• To be done:
Restate every entry word for word.

**********

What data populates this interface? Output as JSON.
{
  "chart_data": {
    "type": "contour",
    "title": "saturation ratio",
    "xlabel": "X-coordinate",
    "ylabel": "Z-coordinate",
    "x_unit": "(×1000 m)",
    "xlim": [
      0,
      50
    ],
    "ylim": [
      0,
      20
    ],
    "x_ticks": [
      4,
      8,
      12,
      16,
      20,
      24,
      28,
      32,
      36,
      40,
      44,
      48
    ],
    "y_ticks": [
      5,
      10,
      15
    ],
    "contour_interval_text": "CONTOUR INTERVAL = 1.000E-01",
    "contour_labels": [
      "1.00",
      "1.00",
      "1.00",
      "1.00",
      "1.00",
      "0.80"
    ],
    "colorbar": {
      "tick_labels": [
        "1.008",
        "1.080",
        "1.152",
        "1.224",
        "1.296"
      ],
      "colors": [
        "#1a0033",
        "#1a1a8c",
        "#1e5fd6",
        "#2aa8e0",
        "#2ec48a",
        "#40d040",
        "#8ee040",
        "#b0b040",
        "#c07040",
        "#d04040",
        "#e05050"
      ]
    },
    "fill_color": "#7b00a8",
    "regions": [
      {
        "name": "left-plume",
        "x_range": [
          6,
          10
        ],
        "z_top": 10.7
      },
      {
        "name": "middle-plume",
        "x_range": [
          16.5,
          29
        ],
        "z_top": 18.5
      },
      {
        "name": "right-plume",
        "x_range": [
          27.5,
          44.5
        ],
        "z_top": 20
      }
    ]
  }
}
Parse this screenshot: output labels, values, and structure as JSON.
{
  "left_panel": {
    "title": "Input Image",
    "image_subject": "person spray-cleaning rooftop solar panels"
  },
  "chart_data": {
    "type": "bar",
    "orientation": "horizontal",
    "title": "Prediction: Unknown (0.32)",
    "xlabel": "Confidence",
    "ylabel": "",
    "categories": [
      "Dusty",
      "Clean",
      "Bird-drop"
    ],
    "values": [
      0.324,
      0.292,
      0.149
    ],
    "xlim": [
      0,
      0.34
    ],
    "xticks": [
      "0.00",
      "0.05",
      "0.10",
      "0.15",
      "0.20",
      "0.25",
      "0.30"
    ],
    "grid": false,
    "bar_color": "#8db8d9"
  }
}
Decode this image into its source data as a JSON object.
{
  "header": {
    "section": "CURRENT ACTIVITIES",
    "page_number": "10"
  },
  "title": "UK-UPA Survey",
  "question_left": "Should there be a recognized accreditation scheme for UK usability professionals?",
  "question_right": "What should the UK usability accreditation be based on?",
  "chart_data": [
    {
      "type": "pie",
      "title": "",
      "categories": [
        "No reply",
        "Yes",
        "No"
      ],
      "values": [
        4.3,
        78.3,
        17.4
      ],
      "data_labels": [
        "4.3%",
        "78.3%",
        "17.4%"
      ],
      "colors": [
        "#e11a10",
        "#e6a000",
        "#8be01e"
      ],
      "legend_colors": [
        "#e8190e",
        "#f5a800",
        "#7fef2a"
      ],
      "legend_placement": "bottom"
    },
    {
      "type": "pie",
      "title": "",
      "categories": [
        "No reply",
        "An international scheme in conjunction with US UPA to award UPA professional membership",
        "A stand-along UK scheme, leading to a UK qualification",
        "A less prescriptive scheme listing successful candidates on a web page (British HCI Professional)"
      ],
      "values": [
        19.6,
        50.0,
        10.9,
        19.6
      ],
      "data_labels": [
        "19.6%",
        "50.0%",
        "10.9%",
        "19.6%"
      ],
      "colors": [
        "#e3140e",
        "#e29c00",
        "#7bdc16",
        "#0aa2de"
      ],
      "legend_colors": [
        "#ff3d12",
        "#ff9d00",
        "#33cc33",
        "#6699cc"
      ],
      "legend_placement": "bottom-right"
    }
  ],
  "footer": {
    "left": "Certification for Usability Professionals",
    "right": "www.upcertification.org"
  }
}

**********

• Finished exercise:
What data populates this interface? Output as JSON.
{
  "chart_data": {
    "type": "contour",
    "title": "saturation ratio",
    "xlabel": "X-coordinate",
    "ylabel": "Z-coordinate",
    "x_unit": "(×1000 m)",
    "xlim": [
      0,
      50
    ],
    "ylim": [
      0,
      20
    ],
    "x_ticks": [
      4,
      8,
      12,
      16,
      20,
      24,
      28,
      32,
      36,
      40,
      44,
      48
    ],
    "y_ticks": [
      5,
      10,
      15
    ],
    "contour_interval_text": "CONTOUR INTERVAL = 1.000E-01",
    "contour_labels": [
      "1.00",
      "1.00",
      "1.00",
      "1.00",
      "1.00",
      "0.80"
    ],
    "colorbar": {
      "tick_labels": [
        "1.008",
        "1.080",
        "1.152",
        "1.224",
        "1.296"
      ],
      "colors": [
        "#1a0033",
        "#1a1a8c",
        "#1e5fd6",
        "#2aa8e0",
        "#2ec48a",
        "#40d040",
        "#8ee040",
        "#b0b040",
        "#c07040",
        "#d04040",
        "#e05050"
      ]
    },
    "fill_color": "#7b00a8",
    "regions": [
      {
        "name": "left-plume",
        "x_range": [
          6,
          10
        ],
        "z_top": 10.7
      },
      {
        "name": "middle-plume",
        "x_range": [
          16.5,
          29
        ],
        "z_top": 18.5
      },
      {
        "name": "right-plume",
        "x_range": [
          27.5,
          44.5
        ],
        "z_top": 20
      }
    ]
  }
}
Parse this screenshot: output labels, values, and structure as JSON.
{
  "left_panel": {
    "title": "Input Image",
    "image_subject": "person spray-cleaning rooftop solar panels"
  },
  "chart_data": {
    "type": "bar",
    "orientation": "horizontal",
    "title": "Prediction: Unknown (0.32)",
    "xlabel": "Confidence",
    "ylabel": "",
    "categories": [
      "Dusty",
      "Clean",
      "Bird-drop"
    ],
    "values": [
      0.324,
      0.292,
      0.149
    ],
    "xlim": [
      0,
      0.34
    ],
    "xticks": [
      "0.00",
      "0.05",
      "0.10",
      "0.15",
      "0.20",
      "0.25",
      "0.30"
    ],
    "grid": false,
    "bar_color": "#8db8d9"
  }
}
Decode this image into its source data as a JSON object.
{
  "header": {
    "section": "CURRENT ACTIVITIES",
    "page_number": "10"
  },
  "title": "UK-UPA Survey",
  "question_left": "Should there be a recognized accreditation scheme for UK usability professionals?",
  "question_right": "What should the UK usability accreditation be based on?",
  "chart_data": [
    {
      "type": "pie",
      "title": "",
      "categories": [
        "No reply",
        "Yes",
        "No"
      ],
      "values": [
        4.3,
        78.3,
        17.4
      ],
      "data_labels": [
        "4.3%",
        "78.3%",
        "17.4%"
      ],
      "colors": [
        "#e11a10",
        "#e6a000",
        "#8be01e"
      ],
      "legend_colors": [
        "#e8190e",
        "#f5a800",
        "#7fef2a"
      ],
      "legend_placement": "bottom"
    },
    {
      "type": "pie",
      "title": "",
      "categories": [
        "No reply",
        "An international scheme in conjunction with US UPA to award UPA professional membership",
        "A stand-along UK scheme, leading to a UK qualification",
        "A less prescriptive scheme listing successful candidates on a web page (British HCI Professional)"
      ],
      "values": [
        19.6,
        50.0,
        10.9,
        19.6
      ],
      "data_labels": [
        "19.6%",
        "50.0%",
        "10.9%",
        "19.6%"
      ],
      "colors": [
        "#e3140e",
        "#e29c00",
        "#7bdc16",
        "#0aa2de"
      ],
      "legend_colors": [
        "#ff3d12",
        "#ff9d00",
        "#33cc33",
        "#6699cc"
      ],
      "legend_placement": "bottom-right"
    }
  ],
  "footer": {
    "left": "Certification for Usability Professionals",
    "right": "www.upcertification.org"
  }
}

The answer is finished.